Objective:
Extract the complete listing and repeat it word for word.

-- begin Provided material --

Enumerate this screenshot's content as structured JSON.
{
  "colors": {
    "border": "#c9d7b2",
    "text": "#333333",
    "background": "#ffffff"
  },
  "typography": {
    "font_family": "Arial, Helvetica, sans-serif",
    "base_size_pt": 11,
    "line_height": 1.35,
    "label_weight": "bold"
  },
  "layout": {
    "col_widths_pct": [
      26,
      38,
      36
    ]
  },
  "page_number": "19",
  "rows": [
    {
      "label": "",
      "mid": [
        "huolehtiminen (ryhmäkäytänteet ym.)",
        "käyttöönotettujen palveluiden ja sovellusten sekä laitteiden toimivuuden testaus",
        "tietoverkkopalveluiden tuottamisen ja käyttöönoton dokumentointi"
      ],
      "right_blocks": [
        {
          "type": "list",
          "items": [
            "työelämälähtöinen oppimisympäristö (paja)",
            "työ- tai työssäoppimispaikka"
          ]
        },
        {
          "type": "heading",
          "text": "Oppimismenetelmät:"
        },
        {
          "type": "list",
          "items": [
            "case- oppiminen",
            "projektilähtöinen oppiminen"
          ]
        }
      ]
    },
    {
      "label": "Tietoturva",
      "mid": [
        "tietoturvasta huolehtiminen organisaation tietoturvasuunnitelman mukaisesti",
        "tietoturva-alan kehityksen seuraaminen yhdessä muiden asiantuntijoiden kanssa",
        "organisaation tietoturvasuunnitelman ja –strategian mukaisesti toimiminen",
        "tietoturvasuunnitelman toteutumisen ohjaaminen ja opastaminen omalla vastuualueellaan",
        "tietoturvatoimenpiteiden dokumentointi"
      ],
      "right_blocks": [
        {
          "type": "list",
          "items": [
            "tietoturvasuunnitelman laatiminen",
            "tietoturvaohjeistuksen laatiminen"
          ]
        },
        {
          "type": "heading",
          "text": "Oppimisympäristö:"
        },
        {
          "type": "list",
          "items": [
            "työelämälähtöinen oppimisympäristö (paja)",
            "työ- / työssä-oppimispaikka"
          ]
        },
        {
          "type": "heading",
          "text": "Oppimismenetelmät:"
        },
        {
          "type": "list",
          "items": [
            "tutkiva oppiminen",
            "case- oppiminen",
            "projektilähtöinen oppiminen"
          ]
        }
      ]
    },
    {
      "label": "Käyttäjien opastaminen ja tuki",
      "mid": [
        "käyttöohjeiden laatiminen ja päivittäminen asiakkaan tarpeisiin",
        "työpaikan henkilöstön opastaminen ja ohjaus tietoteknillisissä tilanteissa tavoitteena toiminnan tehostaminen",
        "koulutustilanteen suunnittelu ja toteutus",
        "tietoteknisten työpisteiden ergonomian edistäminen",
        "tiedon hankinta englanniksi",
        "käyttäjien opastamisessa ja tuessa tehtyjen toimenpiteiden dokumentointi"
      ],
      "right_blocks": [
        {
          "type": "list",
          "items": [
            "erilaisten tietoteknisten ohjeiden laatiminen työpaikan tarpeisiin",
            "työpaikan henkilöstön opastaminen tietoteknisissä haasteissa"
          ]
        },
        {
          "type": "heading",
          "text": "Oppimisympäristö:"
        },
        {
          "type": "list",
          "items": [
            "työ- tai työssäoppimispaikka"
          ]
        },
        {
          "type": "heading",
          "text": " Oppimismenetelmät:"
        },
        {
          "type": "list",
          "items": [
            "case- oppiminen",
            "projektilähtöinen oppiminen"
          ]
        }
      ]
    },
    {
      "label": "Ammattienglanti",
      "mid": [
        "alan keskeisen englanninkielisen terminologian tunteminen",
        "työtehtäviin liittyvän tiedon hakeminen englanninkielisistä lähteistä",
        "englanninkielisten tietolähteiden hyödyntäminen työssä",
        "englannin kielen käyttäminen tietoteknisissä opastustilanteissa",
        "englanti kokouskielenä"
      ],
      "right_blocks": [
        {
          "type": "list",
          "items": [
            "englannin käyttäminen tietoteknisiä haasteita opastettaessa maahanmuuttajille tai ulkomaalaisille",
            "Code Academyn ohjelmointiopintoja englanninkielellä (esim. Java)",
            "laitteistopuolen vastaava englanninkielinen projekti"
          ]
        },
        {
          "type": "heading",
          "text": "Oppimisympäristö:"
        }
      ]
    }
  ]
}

-- end Provided material --

The output:
Enumerate this screenshot's content as structured JSON.
{
  "colors": {
    "border": "#c9d7b2",
    "text": "#333333",
    "background": "#ffffff"
  },
  "typography": {
    "font_family": "Arial, Helvetica, sans-serif",
    "base_size_pt": 11,
    "line_height": 1.35,
    "label_weight": "bold"
  },
  "layout": {
    "col_widths_pct": [
      26,
      38,
      36
    ]
  },
  "page_number": "19",
  "rows": [
    {
      "label": "",
      "mid": [
        "huolehtiminen (ryhmäkäytänteet ym.)",
        "käyttöönotettujen palveluiden ja sovellusten sekä laitteiden toimivuuden testaus",
        "tietoverkkopalveluiden tuottamisen ja käyttöönoton dokumentointi"
      ],
      "right_blocks": [
        {
          "type": "list",
          "items": [
            "työelämälähtöinen oppimisympäristö (paja)",
            "työ- tai työssäoppimispaikka"
          ]
        },
        {
          "type": "heading",
          "text": "Oppimismenetelmät:"
        },
        {
          "type": "list",
          "items": [
            "case- oppiminen",
            "projektilähtöinen oppiminen"
          ]
        }
      ]
    },
    {
      "label": "Tietoturva",
      "mid": [
        "tietoturvasta huolehtiminen organisaation tietoturvasuunnitelman mukaisesti",
        "tietoturva-alan kehityksen seuraaminen yhdessä muiden asiantuntijoiden kanssa",
        "organisaation tietoturvasuunnitelman ja –strategian mukaisesti toimiminen",
        "tietoturvasuunnitelman toteutumisen ohjaaminen ja opastaminen omalla vastuualueellaan",
        "tietoturvatoimenpiteiden dokumentointi"
      ],
      "right_blocks": [
        {
          "type": "list",
          "items": [
            "tietoturvasuunnitelman laatiminen",
            "tietoturvaohjeistuksen laatiminen"
          ]
        },
        {
          "type": "heading",
          "text": "Oppimisympäristö:"
        },
        {
          "type": "list",
          "items": [
            "työelämälähtöinen oppimisympäristö (paja)",
            "työ- / työssä-oppimispaikka"
          ]
        },
        {
          "type": "heading",
          "text": "Oppimismenetelmät:"
        },
        {
          "type": "list",
          "items": [
            "tutkiva oppiminen",
            "case- oppiminen",
            "projektilähtöinen oppiminen"
          ]
        }
      ]
    },
    {
      "label": "Käyttäjien opastaminen ja tuki",
      "mid": [
        "käyttöohjeiden laatiminen ja päivittäminen asiakkaan tarpeisiin",
        "työpaikan henkilöstön opastaminen ja ohjaus tietoteknillisissä tilanteissa tavoitteena toiminnan tehostaminen",
        "koulutustilanteen suunnittelu ja toteutus",
        "tietoteknisten työpisteiden ergonomian edistäminen",
        "tiedon hankinta englanniksi",
        "käyttäjien opastamisessa ja tuessa tehtyjen toimenpiteiden dokumentointi"
      ],
      "right_blocks": [
        {
          "type": "list",
          "items": [
            "erilaisten tietoteknisten ohjeiden laatiminen työpaikan tarpeisiin",
            "työpaikan henkilöstön opastaminen tietoteknisissä haasteissa"
          ]
        },
        {
          "type": "heading",
          "text": "Oppimisympäristö:"
        },
        {
          "type": "list",
          "items": [
            "työ- tai työssäoppimispaikka"
          ]
        },
        {
          "type": "heading",
          "text": " Oppimismenetelmät:"
        },
        {
          "type": "list",
          "items": [
            "case- oppiminen",
            "projektilähtöinen oppiminen"
          ]
        }
      ]
    },
    {
      "label": "Ammattienglanti",
      "mid": [
        "alan keskeisen englanninkielisen terminologian tunteminen",
        "työtehtäviin liittyvän tiedon hakeminen englanninkielisistä lähteistä",
        "englanninkielisten tietolähteiden hyödyntäminen työssä",
        "englannin kielen käyttäminen tietoteknisissä opastustilanteissa",
        "englanti kokouskielenä"
      ],
      "right_blocks": [
        {
          "type": "list",
          "items": [
            "englannin käyttäminen tietoteknisiä haasteita opastettaessa maahanmuuttajille tai ulkomaalaisille",
            "Code Academyn ohjelmointiopintoja englanninkielellä (esim. Java)",
            "laitteistopuolen vastaava englanninkielinen projekti"
          ]
        },
        {
          "type": "heading",
          "text": "Oppimisympäristö:"
        }
      ]
    }
  ]
}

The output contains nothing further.